*Do this:*
Every line below is to be quoted exactly, with nothing added or dropped.

(Stored data entries)
=-=-=
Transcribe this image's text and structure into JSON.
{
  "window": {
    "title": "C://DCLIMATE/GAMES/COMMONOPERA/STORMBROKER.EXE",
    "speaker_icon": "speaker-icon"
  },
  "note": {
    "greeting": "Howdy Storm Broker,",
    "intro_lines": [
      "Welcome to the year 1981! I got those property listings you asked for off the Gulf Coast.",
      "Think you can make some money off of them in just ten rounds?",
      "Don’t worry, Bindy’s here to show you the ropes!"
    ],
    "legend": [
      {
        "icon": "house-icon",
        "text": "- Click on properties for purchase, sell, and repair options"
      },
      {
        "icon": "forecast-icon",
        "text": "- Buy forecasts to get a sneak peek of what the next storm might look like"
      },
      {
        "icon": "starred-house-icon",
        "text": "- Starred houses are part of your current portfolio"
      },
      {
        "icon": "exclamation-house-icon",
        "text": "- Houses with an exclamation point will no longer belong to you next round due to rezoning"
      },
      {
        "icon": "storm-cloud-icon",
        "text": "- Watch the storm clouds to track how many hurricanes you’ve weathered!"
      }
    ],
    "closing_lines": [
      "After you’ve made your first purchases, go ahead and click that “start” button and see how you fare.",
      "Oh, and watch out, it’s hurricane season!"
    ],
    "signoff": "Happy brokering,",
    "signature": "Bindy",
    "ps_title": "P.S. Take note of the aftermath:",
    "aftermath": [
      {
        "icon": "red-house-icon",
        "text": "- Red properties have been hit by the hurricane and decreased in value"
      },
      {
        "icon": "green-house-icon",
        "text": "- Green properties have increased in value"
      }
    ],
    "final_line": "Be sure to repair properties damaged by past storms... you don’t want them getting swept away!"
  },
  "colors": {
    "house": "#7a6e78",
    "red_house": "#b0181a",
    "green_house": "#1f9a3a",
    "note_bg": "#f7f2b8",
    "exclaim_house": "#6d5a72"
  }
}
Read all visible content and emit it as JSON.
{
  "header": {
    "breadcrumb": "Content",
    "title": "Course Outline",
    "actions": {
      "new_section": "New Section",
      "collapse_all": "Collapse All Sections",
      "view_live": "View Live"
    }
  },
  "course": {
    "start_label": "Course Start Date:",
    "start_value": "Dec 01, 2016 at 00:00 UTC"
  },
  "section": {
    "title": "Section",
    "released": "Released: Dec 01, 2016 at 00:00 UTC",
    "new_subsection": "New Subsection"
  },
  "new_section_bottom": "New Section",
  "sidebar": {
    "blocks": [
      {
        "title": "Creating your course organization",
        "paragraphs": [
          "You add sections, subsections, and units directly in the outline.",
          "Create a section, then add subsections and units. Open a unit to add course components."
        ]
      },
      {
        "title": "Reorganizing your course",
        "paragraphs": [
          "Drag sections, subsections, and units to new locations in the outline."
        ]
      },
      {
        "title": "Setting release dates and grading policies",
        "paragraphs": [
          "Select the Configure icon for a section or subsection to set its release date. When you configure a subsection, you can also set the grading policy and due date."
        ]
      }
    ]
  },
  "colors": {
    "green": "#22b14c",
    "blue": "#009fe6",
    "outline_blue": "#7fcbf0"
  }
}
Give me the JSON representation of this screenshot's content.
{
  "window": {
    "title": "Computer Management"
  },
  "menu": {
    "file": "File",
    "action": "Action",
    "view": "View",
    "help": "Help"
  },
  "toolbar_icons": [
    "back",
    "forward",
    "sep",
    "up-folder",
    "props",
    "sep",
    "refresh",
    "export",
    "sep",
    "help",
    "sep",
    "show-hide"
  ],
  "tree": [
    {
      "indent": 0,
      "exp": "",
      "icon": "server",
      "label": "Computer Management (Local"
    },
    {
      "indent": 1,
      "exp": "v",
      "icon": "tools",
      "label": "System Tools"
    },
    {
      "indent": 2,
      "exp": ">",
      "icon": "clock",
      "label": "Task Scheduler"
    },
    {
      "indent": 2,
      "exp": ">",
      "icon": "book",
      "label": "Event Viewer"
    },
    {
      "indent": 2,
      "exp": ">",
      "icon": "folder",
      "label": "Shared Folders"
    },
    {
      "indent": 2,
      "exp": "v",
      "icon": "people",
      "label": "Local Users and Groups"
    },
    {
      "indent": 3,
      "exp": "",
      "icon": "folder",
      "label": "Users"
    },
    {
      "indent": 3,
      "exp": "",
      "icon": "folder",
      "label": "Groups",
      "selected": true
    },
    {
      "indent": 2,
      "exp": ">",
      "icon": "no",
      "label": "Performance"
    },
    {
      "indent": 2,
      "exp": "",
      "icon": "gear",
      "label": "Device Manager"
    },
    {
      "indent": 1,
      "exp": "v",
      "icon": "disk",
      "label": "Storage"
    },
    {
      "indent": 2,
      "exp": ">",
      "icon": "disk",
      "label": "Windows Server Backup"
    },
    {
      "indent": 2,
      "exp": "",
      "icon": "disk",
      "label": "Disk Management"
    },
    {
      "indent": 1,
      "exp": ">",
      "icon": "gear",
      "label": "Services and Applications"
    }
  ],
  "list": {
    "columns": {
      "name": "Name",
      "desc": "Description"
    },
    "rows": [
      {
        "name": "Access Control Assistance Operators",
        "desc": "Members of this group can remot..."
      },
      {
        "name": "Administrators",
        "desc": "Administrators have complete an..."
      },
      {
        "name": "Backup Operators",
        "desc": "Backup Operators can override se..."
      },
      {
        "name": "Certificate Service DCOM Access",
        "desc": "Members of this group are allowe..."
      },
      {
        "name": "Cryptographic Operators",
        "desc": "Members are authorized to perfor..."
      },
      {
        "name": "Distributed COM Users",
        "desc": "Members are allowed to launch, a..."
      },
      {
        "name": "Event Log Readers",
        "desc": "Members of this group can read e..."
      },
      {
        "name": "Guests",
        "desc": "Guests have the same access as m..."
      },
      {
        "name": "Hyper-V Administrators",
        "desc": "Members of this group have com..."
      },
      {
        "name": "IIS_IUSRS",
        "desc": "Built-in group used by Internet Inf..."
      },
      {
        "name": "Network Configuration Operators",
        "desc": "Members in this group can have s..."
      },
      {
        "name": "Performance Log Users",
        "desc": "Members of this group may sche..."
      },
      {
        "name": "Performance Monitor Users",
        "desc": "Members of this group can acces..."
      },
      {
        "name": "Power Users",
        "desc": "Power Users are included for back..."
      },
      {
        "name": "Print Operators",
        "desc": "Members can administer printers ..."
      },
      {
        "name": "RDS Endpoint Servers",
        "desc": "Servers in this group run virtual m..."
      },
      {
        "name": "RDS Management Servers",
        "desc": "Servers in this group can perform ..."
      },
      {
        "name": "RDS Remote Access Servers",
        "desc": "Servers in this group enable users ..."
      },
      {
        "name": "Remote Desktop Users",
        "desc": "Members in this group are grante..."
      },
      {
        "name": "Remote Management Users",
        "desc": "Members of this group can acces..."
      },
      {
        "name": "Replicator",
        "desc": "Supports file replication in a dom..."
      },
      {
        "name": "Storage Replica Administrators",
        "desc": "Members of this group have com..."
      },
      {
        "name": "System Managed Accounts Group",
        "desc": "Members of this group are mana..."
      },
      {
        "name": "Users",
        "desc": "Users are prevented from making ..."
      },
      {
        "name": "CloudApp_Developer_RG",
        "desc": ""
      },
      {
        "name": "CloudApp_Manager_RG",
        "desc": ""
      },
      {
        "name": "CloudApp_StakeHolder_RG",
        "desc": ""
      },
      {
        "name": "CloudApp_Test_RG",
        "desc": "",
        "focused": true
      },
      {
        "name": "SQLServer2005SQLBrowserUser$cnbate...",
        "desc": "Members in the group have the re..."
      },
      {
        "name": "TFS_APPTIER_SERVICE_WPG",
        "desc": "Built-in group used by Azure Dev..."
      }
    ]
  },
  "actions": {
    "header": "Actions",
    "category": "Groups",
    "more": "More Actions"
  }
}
=-=-=
*Answer to this exercise:*
Transcribe this image's text and structure into JSON.
{
  "window": {
    "title": "C://DCLIMATE/GAMES/COMMONOPERA/STORMBROKER.EXE",
    "speaker_icon": "speaker-icon"
  },
  "note": {
    "greeting": "Howdy Storm Broker,",
    "intro_lines": [
      "Welcome to the year 1981! I got those property listings you asked for off the Gulf Coast.",
      "Think you can make some money off of them in just ten rounds?",
      "Don’t worry, Bindy’s here to show you the ropes!"
    ],
    "legend": [
      {
        "icon": "house-icon",
        "text": "- Click on properties for purchase, sell, and repair options"
      },
      {
        "icon": "forecast-icon",
        "text": "- Buy forecasts to get a sneak peek of what the next storm might look like"
      },
      {
        "icon": "starred-house-icon",
        "text": "- Starred houses are part of your current portfolio"
      },
      {
        "icon": "exclamation-house-icon",
        "text": "- Houses with an exclamation point will no longer belong to you next round due to rezoning"
      },
      {
        "icon": "storm-cloud-icon",
        "text": "- Watch the storm clouds to track how many hurricanes you’ve weathered!"
      }
    ],
    "closing_lines": [
      "After you’ve made your first purchases, go ahead and click that “start” button and see how you fare.",
      "Oh, and watch out, it’s hurricane season!"
    ],
    "signoff": "Happy brokering,",
    "signature": "Bindy",
    "ps_title": "P.S. Take note of the aftermath:",
    "aftermath": [
      {
        "icon": "red-house-icon",
        "text": "- Red properties have been hit by the hurricane and decreased in value"
      },
      {
        "icon": "green-house-icon",
        "text": "- Green properties have increased in value"
      }
    ],
    "final_line": "Be sure to repair properties damaged by past storms... you don’t want them getting swept away!"
  },
  "colors": {
    "house": "#7a6e78",
    "red_house": "#b0181a",
    "green_house": "#1f9a3a",
    "note_bg": "#f7f2b8",
    "exclaim_house": "#6d5a72"
  }
}
Read all visible content and emit it as JSON.
{
  "header": {
    "breadcrumb": "Content",
    "title": "Course Outline",
    "actions": {
      "new_section": "New Section",
      "collapse_all": "Collapse All Sections",
      "view_live": "View Live"
    }
  },
  "course": {
    "start_label": "Course Start Date:",
    "start_value": "Dec 01, 2016 at 00:00 UTC"
  },
  "section": {
    "title": "Section",
    "released": "Released: Dec 01, 2016 at 00:00 UTC",
    "new_subsection": "New Subsection"
  },
  "new_section_bottom": "New Section",
  "sidebar": {
    "blocks": [
      {
        "title": "Creating your course organization",
        "paragraphs": [
          "You add sections, subsections, and units directly in the outline.",
          "Create a section, then add subsections and units. Open a unit to add course components."
        ]
      },
      {
        "title": "Reorganizing your course",
        "paragraphs": [
          "Drag sections, subsections, and units to new locations in the outline."
        ]
      },
      {
        "title": "Setting release dates and grading policies",
        "paragraphs": [
          "Select the Configure icon for a section or subsection to set its release date. When you configure a subsection, you can also set the grading policy and due date."
        ]
      }
    ]
  },
  "colors": {
    "green": "#22b14c",
    "blue": "#009fe6",
    "outline_blue": "#7fcbf0"
  }
}
Give me the JSON representation of this screenshot's content.
{
  "window": {
    "title": "Computer Management"
  },
  "menu": {
    "file": "File",
    "action": "Action",
    "view": "View",
    "help": "Help"
  },
  "toolbar_icons": [
    "back",
    "forward",
    "sep",
    "up-folder",
    "props",
    "sep",
    "refresh",
    "export",
    "sep",
    "help",
    "sep",
    "show-hide"
  ],
  "tree": [
    {
      "indent": 0,
      "exp": "",
      "icon": "server",
      "label": "Computer Management (Local"
    },
    {
      "indent": 1,
      "exp": "v",
      "icon": "tools",
      "label": "System Tools"
    },
    {
      "indent": 2,
      "exp": ">",
      "icon": "clock",
      "label": "Task Scheduler"
    },
    {
      "indent": 2,
      "exp": ">",
      "icon": "book",
      "label": "Event Viewer"
    },
    {
      "indent": 2,
      "exp": ">",
      "icon": "folder",
      "label": "Shared Folders"
    },
    {
      "indent": 2,
      "exp": "v",
      "icon": "people",
      "label": "Local Users and Groups"
    },
    {
      "indent": 3,
      "exp": "",
      "icon": "folder",
      "label": "Users"
    },
    {
      "indent": 3,
      "exp": "",
      "icon": "folder",
      "label": "Groups",
      "selected": true
    },
    {
      "indent": 2,
      "exp": ">",
      "icon": "no",
      "label": "Performance"
    },
    {
      "indent": 2,
      "exp": "",
      "icon": "gear",
      "label": "Device Manager"
    },
    {
      "indent": 1,
      "exp": "v",
      "icon": "disk",
      "label": "Storage"
    },
    {
      "indent": 2,
      "exp": ">",
      "icon": "disk",
      "label": "Windows Server Backup"
    },
    {
      "indent": 2,
      "exp": "",
      "icon": "disk",
      "label": "Disk Management"
    },
    {
      "indent": 1,
      "exp": ">",
      "icon": "gear",
      "label": "Services and Applications"
    }
  ],
  "list": {
    "columns": {
      "name": "Name",
      "desc": "Description"
    },
    "rows": [
      {
        "name": "Access Control Assistance Operators",
        "desc": "Members of this group can remot..."
      },
      {
        "name": "Administrators",
        "desc": "Administrators have complete an..."
      },
      {
        "name": "Backup Operators",
        "desc": "Backup Operators can override se..."
      },
      {
        "name": "Certificate Service DCOM Access",
        "desc": "Members of this group are allowe..."
      },
      {
        "name": "Cryptographic Operators",
        "desc": "Members are authorized to perfor..."
      },
      {
        "name": "Distributed COM Users",
        "desc": "Members are allowed to launch, a..."
      },
      {
        "name": "Event Log Readers",
        "desc": "Members of this group can read e..."
      },
      {
        "name": "Guests",
        "desc": "Guests have the same access as m..."
      },
      {
        "name": "Hyper-V Administrators",
        "desc": "Members of this group have com..."
      },
      {
        "name": "IIS_IUSRS",
        "desc": "Built-in group used by Internet Inf..."
      },
      {
        "name": "Network Configuration Operators",
        "desc": "Members in this group can have s..."
      },
      {
        "name": "Performance Log Users",
        "desc": "Members of this group may sche..."
      },
      {
        "name": "Performance Monitor Users",
        "desc": "Members of this group can acces..."
      },
      {
        "name": "Power Users",
        "desc": "Power Users are included for back..."
      },
      {
        "name": "Print Operators",
        "desc": "Members can administer printers ..."
      },
      {
        "name": "RDS Endpoint Servers",
        "desc": "Servers in this group run virtual m..."
      },
      {
        "name": "RDS Management Servers",
        "desc": "Servers in this group can perform ..."
      },
      {
        "name": "RDS Remote Access Servers",
        "desc": "Servers in this group enable users ..."
      },
      {
        "name": "Remote Desktop Users",
        "desc": "Members in this group are grante..."
      },
      {
        "name": "Remote Management Users",
        "desc": "Members of this group can acces..."
      },
      {
        "name": "Replicator",
        "desc": "Supports file replication in a dom..."
      },
      {
        "name": "Storage Replica Administrators",
        "desc": "Members of this group have com..."
      },
      {
        "name": "System Managed Accounts Group",
        "desc": "Members of this group are mana..."
      },
      {
        "name": "Users",
        "desc": "Users are prevented from making ..."
      },
      {
        "name": "CloudApp_Developer_RG",
        "desc": ""
      },
      {
        "name": "CloudApp_Manager_RG",
        "desc": ""
      },
      {
        "name": "CloudApp_StakeHolder_RG",
        "desc": ""
      },
      {
        "name": "CloudApp_Test_RG",
        "desc": "",
        "focused": true
      },
      {
        "name": "SQLServer2005SQLBrowserUser$cnbate...",
        "desc": "Members in the group have the re..."
      },
      {
        "name": "TFS_APPTIER_SERVICE_WPG",
        "desc": "Built-in group used by Azure Dev..."
      }
    ]
  },
  "actions": {
    "header": "Actions",
    "category": "Groups",
    "more": "More Actions"
  }
}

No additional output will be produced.